* WHAT YOU NEED TO DO *
State the number of lines that hold the string "this", with nothing added.

Stored data entries:
[start]

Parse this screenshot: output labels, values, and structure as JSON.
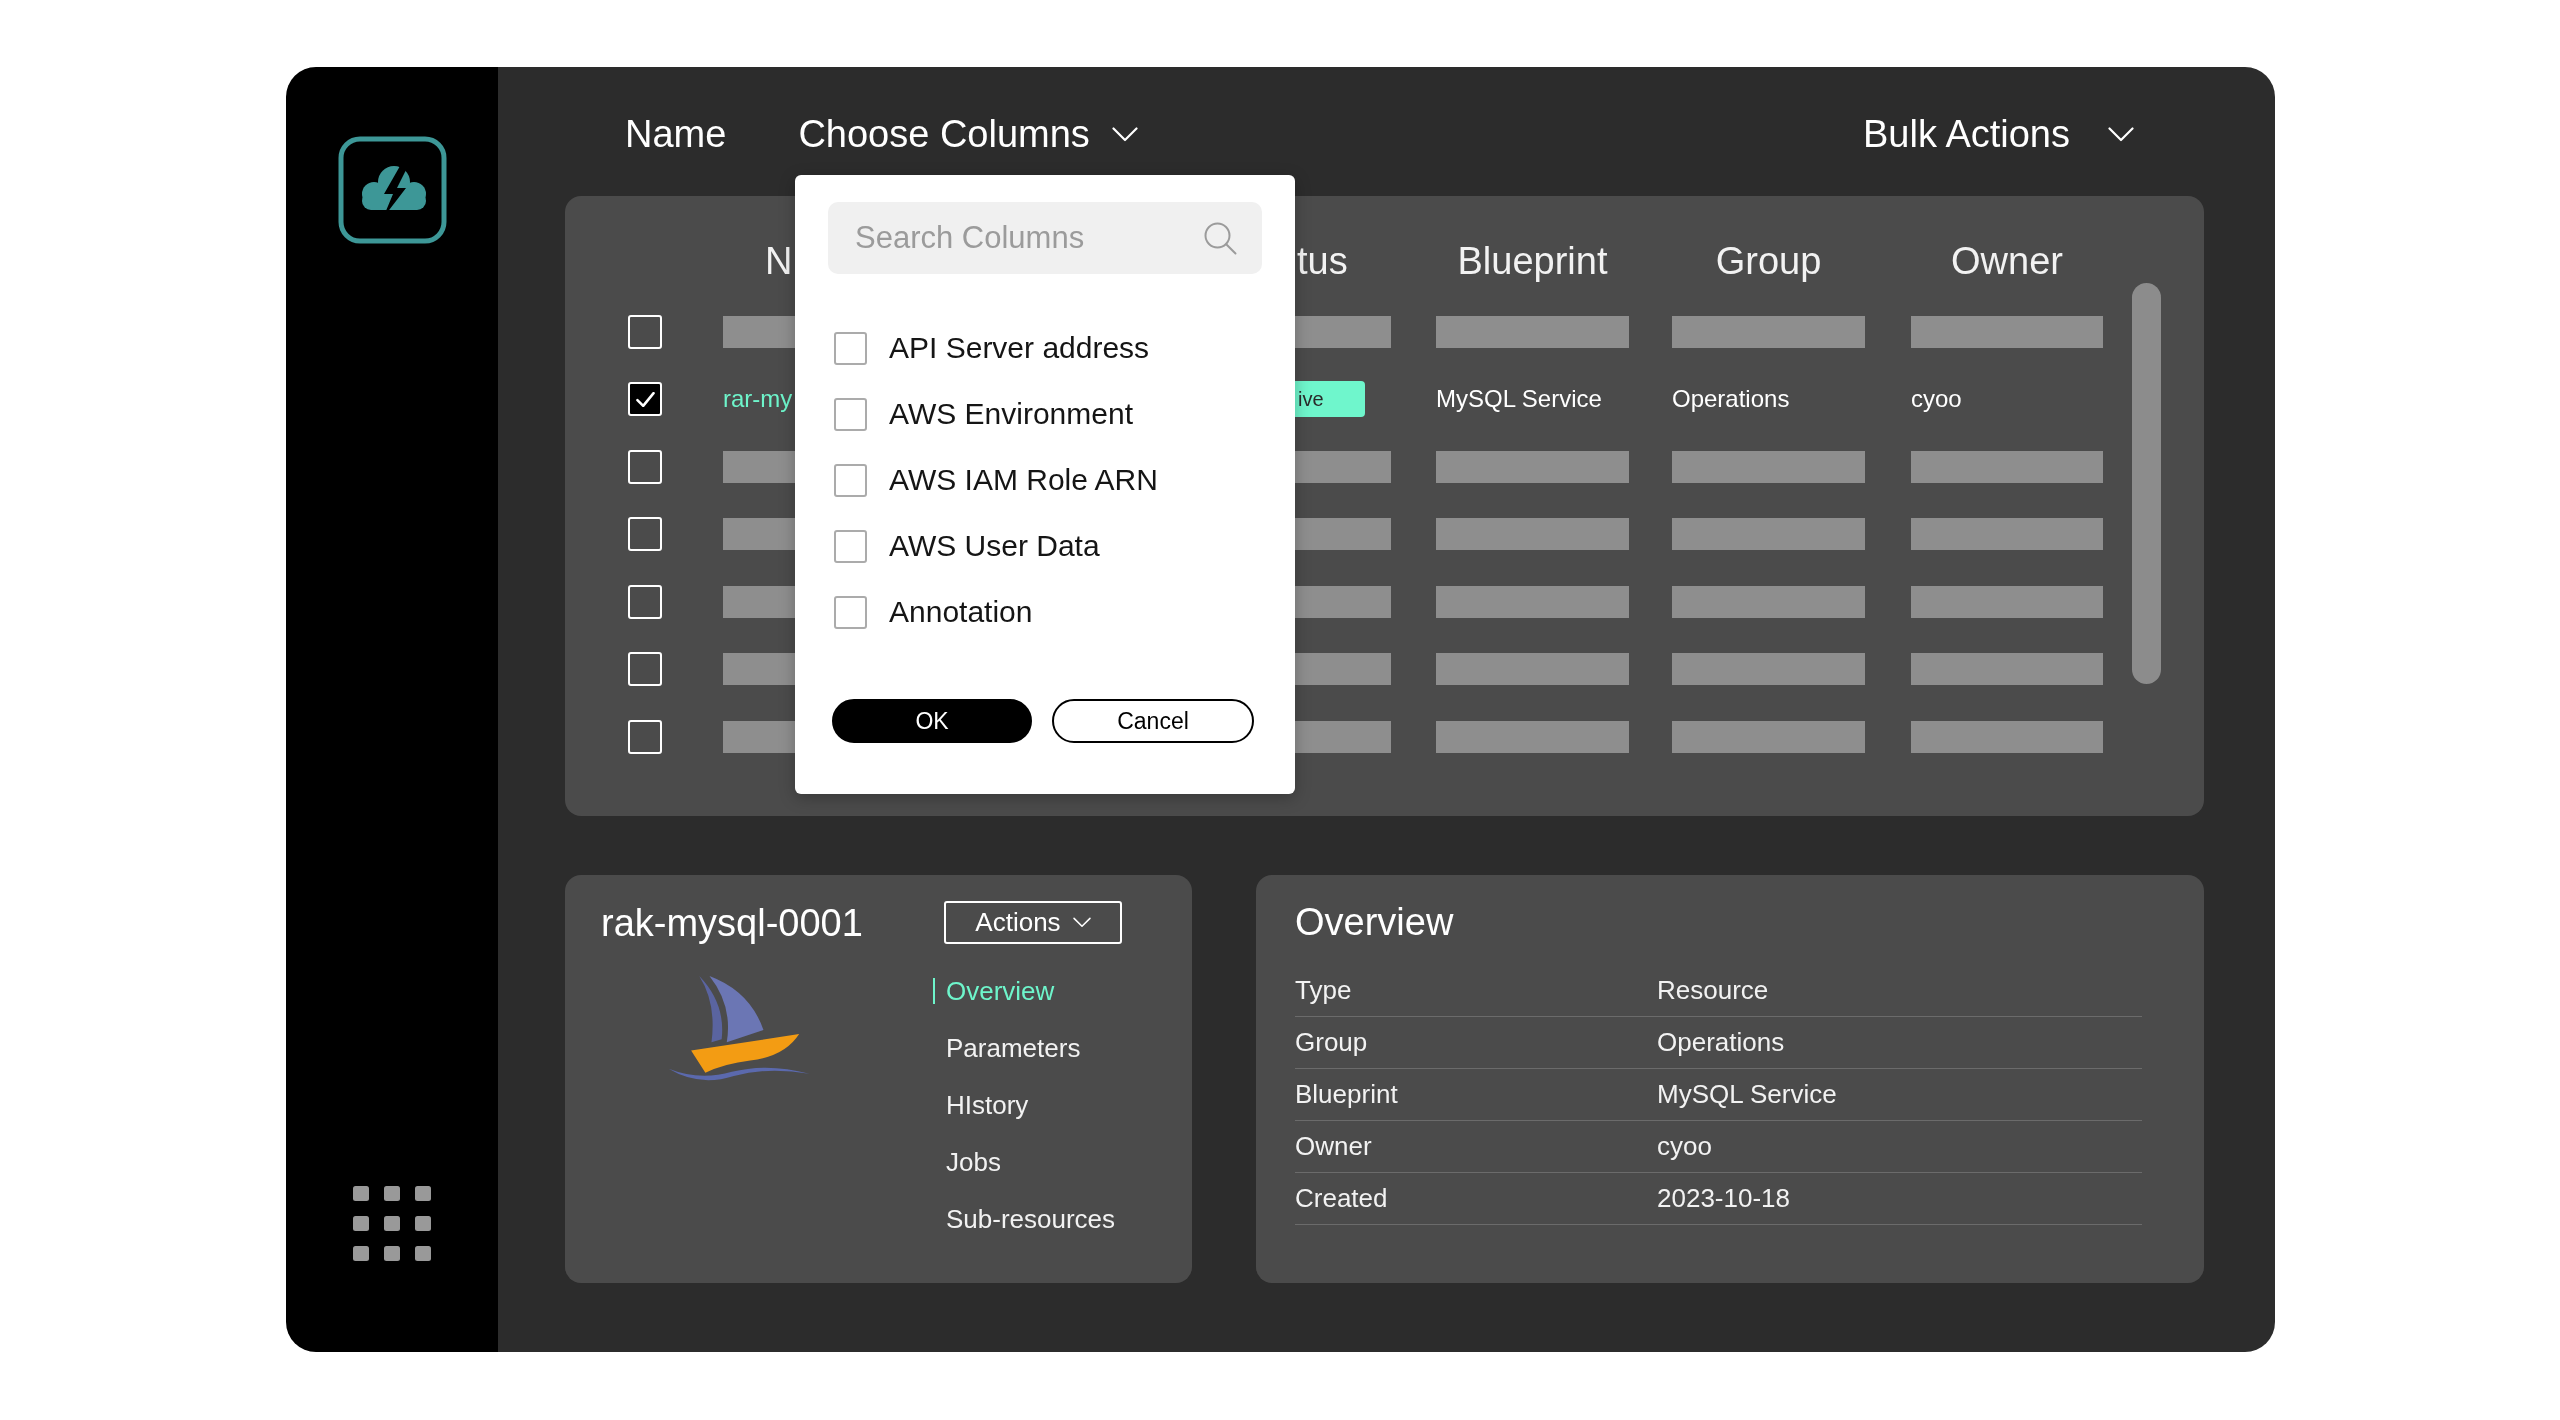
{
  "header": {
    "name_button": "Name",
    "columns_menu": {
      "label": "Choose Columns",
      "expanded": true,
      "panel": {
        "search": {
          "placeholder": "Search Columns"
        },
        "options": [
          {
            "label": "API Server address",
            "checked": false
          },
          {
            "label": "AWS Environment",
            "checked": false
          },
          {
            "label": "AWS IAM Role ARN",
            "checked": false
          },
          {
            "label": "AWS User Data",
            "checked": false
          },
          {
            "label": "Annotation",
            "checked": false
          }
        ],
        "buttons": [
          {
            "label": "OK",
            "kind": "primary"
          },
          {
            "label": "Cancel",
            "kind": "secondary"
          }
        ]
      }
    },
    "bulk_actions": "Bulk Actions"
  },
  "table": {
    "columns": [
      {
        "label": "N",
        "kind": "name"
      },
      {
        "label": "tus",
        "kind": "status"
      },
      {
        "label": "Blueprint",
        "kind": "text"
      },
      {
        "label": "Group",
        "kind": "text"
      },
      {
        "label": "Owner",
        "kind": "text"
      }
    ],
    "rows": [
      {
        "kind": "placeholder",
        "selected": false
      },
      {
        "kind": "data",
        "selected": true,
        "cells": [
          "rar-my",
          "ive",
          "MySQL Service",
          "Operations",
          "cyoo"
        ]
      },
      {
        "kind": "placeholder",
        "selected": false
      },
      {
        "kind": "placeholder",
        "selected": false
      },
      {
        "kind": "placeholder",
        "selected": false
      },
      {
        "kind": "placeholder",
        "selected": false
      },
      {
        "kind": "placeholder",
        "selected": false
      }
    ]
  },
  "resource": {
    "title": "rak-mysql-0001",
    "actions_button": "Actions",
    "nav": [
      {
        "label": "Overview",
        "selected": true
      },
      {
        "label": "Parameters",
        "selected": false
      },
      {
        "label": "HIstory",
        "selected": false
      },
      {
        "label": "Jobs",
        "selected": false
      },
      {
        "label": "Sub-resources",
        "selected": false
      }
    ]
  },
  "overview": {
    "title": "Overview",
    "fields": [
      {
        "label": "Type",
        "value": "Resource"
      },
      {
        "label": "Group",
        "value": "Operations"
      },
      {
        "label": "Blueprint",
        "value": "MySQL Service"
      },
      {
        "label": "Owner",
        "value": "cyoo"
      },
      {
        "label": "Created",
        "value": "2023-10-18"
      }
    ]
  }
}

[end]
[start]

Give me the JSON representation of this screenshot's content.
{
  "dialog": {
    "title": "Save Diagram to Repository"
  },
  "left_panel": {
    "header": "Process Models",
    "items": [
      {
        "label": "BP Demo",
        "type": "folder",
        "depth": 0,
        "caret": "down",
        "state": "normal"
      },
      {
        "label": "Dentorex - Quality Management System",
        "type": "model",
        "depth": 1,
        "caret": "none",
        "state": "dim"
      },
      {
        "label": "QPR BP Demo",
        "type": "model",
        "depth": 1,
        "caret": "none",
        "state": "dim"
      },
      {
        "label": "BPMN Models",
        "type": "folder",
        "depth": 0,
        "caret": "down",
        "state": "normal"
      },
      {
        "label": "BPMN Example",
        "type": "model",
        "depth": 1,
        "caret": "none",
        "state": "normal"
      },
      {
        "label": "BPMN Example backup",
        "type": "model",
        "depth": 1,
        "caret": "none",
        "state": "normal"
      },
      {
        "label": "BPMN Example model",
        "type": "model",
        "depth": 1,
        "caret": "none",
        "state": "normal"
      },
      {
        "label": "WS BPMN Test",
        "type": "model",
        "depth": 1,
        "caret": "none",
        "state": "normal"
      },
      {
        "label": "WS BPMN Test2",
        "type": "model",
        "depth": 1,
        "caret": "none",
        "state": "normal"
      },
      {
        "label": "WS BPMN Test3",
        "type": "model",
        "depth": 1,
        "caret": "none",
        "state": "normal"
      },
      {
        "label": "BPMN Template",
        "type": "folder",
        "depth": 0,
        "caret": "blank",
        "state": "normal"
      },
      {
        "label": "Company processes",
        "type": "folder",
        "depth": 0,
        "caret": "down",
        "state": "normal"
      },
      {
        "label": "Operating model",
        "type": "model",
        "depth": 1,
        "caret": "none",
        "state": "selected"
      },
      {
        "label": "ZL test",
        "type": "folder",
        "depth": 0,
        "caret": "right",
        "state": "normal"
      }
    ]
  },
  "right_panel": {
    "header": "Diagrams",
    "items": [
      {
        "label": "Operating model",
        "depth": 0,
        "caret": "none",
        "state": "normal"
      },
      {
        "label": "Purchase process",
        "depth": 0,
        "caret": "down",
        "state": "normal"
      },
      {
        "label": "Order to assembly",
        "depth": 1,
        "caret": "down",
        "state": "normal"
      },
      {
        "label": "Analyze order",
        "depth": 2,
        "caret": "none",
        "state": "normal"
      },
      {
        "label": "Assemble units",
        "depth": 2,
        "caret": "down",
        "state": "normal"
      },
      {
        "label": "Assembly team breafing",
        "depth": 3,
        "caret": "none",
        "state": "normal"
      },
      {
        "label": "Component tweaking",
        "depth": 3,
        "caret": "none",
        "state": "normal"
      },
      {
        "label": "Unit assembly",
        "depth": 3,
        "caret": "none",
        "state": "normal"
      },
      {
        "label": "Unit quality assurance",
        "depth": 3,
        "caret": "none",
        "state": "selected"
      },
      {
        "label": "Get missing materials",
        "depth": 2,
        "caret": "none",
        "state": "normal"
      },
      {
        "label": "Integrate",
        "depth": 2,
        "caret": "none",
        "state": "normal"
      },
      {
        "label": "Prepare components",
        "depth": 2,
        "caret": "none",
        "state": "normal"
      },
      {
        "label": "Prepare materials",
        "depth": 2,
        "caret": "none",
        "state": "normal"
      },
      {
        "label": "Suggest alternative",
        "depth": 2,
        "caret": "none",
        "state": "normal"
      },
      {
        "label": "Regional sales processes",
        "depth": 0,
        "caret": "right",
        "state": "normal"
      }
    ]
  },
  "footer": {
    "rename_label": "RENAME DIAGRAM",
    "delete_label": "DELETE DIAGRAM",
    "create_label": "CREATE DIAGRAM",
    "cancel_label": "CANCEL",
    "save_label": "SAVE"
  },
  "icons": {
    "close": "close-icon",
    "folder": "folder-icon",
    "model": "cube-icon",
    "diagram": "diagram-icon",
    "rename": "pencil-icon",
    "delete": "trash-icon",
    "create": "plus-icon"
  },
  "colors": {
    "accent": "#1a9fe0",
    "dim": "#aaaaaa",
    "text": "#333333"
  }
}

[end]

* IN RESPONSE *
2